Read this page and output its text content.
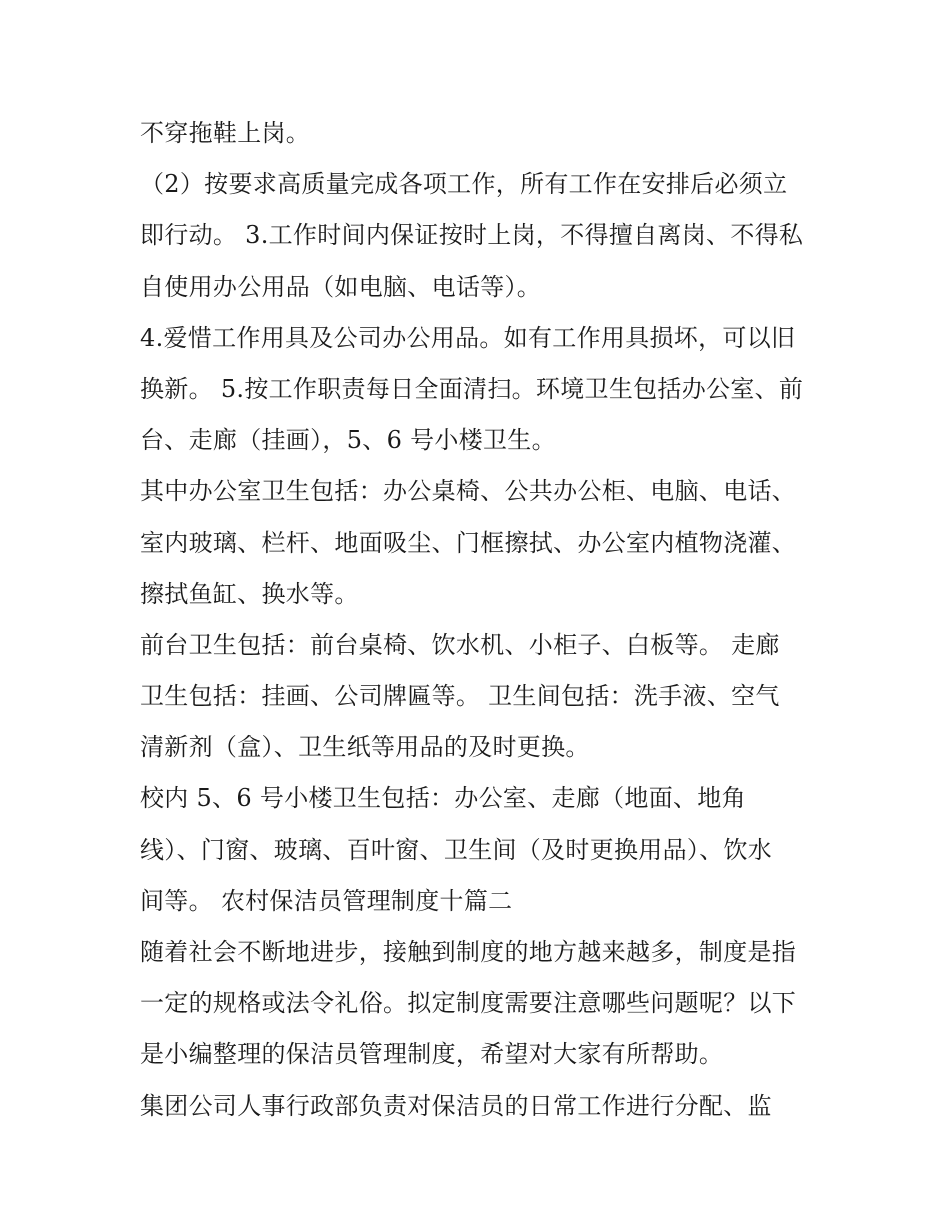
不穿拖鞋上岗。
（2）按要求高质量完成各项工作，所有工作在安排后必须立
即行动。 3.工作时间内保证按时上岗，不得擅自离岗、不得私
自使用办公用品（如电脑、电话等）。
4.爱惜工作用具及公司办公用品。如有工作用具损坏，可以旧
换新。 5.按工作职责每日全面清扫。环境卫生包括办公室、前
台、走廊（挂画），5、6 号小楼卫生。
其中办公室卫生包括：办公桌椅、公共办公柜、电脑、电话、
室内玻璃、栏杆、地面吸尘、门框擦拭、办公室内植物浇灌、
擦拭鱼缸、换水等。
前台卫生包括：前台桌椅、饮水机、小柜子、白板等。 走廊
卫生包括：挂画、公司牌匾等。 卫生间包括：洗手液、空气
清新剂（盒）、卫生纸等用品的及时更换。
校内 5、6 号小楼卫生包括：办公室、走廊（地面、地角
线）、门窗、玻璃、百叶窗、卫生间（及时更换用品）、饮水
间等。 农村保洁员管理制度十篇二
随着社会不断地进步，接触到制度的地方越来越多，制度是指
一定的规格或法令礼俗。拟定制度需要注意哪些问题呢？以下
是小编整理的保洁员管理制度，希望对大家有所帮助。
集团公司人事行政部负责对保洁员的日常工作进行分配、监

### [WRITTEN REQUEST]
Apart from the pictures, the entries above are to be repeated in full and exactly.

### [SOLUTION FOR THIS PROBLEM]
Read this page and output its text content.
不穿拖鞋上岗。
（2）按要求高质量完成各项工作，所有工作在安排后必须立
即行动。 3.工作时间内保证按时上岗，不得擅自离岗、不得私
自使用办公用品（如电脑、电话等）。
4.爱惜工作用具及公司办公用品。如有工作用具损坏，可以旧
换新。 5.按工作职责每日全面清扫。环境卫生包括办公室、前
台、走廊（挂画），5、6 号小楼卫生。
其中办公室卫生包括：办公桌椅、公共办公柜、电脑、电话、
室内玻璃、栏杆、地面吸尘、门框擦拭、办公室内植物浇灌、
擦拭鱼缸、换水等。
前台卫生包括：前台桌椅、饮水机、小柜子、白板等。 走廊
卫生包括：挂画、公司牌匾等。 卫生间包括：洗手液、空气
清新剂（盒）、卫生纸等用品的及时更换。
校内 5、6 号小楼卫生包括：办公室、走廊（地面、地角
线）、门窗、玻璃、百叶窗、卫生间（及时更换用品）、饮水
间等。 农村保洁员管理制度十篇二
随着社会不断地进步，接触到制度的地方越来越多，制度是指
一定的规格或法令礼俗。拟定制度需要注意哪些问题呢？以下
是小编整理的保洁员管理制度，希望对大家有所帮助。
集团公司人事行政部负责对保洁员的日常工作进行分配、监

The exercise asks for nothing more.